• EXERCISE TASK A
In the album article below, rewrite the passage starting at "Alternative cover" and ending at "by the RIAJ.", replacing "Toshiba EMI" with "Victor Entertainment" everywhere it occurs.

- Kame Pact cover.

Studio album by Ringo Sheena
- Released: May 27, 2002
- Genre: Avant-pop; garage rock;
- Length: 67:38
- Language: Japanese; English; French; German; Portuguese
- Label: Toshiba EMI; Virgin Music;
- Producer: Uni Inoue; Masashi Kudo;

Ringo Sheena chronology
| Ze-Chyou Syuu (2000) | Utaite Myōri: Sono Ichi (2002) | Kalk Samen Kuri no Hana (2003) |

Alternative cover
- Mori Pact cover.

= Utaite Myōri: Sono Ichi =

Utaite Myōri: Sono Ichi (唄ひ手冥利 ～其ノ壱～), also known as A Favor of Duty Part 1, is the first cover album by Japanese singer and songwriter Ringo Sheena, released on May 27, 2002, by Toshiba EMI. The album is a set of two discs. It has sold over 409,000 copies since its release and was certified Platinum by the RIAJ.

== Background ==
This album is Ringo Sheena's first work after her maternity leave of one year and two months. It wasn't clear whether she was going to return to the entertainment world, so Toshiba EMI intended to release her greatest hits album at first to fulfill the number of CDs in the contract term. Sheena herself said in a TV appearance: "I even thought that I would retire during my maternity leave," but she ended up deciding against that plan, so this cover album was released as a compromise.

The album consists of songs originally written by musicians that influenced Sheena until that point. Sheena usually writes her lyrics and music herself, but she devoted herself to being just "a singer" this time. She entrusted the arrangement to Seiji Kameda, who arranged her first and second album, and Toshiyuki Mori, who arranged her third album. She selected famous songs that had an influence on her and ordered them to arrange these songs in her own way.

• DATA PROVIDED
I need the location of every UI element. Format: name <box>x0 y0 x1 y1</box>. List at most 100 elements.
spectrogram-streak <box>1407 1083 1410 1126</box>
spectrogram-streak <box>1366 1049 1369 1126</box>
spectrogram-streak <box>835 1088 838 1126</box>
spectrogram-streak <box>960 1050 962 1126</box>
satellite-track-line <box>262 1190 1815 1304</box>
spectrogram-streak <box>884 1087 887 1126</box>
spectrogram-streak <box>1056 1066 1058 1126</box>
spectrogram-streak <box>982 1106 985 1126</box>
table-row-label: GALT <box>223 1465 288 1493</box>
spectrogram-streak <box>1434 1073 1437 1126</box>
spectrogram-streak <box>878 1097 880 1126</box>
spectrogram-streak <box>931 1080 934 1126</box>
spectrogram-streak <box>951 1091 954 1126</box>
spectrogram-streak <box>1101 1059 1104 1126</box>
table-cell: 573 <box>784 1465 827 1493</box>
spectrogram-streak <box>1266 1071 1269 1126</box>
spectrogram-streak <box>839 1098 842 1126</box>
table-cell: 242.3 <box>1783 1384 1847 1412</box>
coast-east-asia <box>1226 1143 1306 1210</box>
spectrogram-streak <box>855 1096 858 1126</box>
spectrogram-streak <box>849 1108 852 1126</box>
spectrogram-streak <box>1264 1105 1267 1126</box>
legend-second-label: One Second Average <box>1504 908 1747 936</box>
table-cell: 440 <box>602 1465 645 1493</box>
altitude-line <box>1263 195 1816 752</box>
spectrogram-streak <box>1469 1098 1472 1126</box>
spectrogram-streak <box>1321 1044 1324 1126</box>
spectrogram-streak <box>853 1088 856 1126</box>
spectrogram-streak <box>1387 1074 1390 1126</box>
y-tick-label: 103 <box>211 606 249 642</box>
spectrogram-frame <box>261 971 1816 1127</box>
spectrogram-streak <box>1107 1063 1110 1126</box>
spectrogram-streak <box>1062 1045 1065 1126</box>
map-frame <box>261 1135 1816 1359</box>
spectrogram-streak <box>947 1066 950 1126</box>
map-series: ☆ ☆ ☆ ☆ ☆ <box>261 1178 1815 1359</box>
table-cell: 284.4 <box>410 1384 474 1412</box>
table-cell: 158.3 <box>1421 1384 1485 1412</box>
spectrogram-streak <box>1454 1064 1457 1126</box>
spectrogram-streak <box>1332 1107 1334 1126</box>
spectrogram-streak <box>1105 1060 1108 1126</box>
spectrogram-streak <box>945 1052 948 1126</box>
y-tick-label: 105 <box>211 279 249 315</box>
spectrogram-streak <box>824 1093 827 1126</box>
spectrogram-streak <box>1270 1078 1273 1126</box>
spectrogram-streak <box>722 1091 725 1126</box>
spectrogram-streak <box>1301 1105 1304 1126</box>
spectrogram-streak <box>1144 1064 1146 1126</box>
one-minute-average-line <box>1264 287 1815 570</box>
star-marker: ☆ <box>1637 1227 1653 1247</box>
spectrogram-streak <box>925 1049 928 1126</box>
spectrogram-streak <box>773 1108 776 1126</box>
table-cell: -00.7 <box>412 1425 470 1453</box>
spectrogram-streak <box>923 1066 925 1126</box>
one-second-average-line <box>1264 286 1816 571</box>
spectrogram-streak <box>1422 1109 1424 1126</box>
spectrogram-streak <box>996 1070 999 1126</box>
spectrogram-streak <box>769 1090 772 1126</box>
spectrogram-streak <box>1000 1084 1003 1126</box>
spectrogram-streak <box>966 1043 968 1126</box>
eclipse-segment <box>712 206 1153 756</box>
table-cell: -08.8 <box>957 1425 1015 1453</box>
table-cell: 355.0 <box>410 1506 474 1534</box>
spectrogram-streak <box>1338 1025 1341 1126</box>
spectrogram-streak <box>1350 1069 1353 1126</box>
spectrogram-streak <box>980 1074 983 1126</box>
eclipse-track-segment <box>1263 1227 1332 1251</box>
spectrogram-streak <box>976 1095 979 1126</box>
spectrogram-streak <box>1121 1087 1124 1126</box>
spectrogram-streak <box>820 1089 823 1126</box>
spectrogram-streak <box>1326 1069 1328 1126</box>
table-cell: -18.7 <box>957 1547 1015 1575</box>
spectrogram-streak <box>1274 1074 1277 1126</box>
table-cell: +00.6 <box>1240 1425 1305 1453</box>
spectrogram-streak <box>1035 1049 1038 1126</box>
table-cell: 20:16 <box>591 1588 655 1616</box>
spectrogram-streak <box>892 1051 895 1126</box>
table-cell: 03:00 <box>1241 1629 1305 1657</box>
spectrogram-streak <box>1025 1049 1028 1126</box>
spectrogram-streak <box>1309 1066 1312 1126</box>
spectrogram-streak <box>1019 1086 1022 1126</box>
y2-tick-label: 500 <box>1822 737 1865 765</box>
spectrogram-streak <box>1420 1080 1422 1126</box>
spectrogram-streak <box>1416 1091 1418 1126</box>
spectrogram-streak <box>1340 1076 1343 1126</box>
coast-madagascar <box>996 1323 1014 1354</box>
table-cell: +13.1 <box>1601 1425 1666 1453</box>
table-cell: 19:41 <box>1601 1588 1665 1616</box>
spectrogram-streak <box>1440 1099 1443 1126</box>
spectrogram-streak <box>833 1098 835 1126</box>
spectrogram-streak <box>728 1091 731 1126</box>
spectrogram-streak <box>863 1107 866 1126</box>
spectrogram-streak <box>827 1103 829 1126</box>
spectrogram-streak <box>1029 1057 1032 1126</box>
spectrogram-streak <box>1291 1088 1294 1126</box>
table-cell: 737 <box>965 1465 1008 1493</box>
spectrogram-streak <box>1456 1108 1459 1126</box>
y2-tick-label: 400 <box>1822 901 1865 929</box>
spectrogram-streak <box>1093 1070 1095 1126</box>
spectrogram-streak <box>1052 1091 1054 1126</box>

• EXERCISE TASK B
Please copy the rows above unchanged, starting at the first row and ending at the row that contains "altitude-line <box>1263 195 1816 752</box>", with both of those rows included.

• OUTPUT A
Alternative cover
- Mori Pact cover.

= Utaite Myōri: Sono Ichi =

Utaite Myōri: Sono Ichi (唄ひ手冥利 ～其ノ壱～), also known as A Favor of Duty Part 1, is the first cover album by Japanese singer and songwriter Ringo Sheena, released on May 27, 2002, by Victor Entertainment. The album is a set of two discs. It has sold over 409,000 copies since its release and was certified Platinum by the RIAJ.

• OUTPUT B
I need the location of every UI element. Format: name <box>x0 y0 x1 y1</box>. List at most 100 elements.
spectrogram-streak <box>1407 1083 1410 1126</box>
spectrogram-streak <box>1366 1049 1369 1126</box>
spectrogram-streak <box>835 1088 838 1126</box>
spectrogram-streak <box>960 1050 962 1126</box>
satellite-track-line <box>262 1190 1815 1304</box>
spectrogram-streak <box>884 1087 887 1126</box>
spectrogram-streak <box>1056 1066 1058 1126</box>
spectrogram-streak <box>982 1106 985 1126</box>
table-row-label: GALT <box>223 1465 288 1493</box>
spectrogram-streak <box>1434 1073 1437 1126</box>
spectrogram-streak <box>878 1097 880 1126</box>
spectrogram-streak <box>931 1080 934 1126</box>
spectrogram-streak <box>951 1091 954 1126</box>
spectrogram-streak <box>1101 1059 1104 1126</box>
table-cell: 573 <box>784 1465 827 1493</box>
spectrogram-streak <box>1266 1071 1269 1126</box>
spectrogram-streak <box>839 1098 842 1126</box>
table-cell: 242.3 <box>1783 1384 1847 1412</box>
coast-east-asia <box>1226 1143 1306 1210</box>
spectrogram-streak <box>855 1096 858 1126</box>
spectrogram-streak <box>849 1108 852 1126</box>
spectrogram-streak <box>1264 1105 1267 1126</box>
legend-second-label: One Second Average <box>1504 908 1747 936</box>
table-cell: 440 <box>602 1465 645 1493</box>
altitude-line <box>1263 195 1816 752</box>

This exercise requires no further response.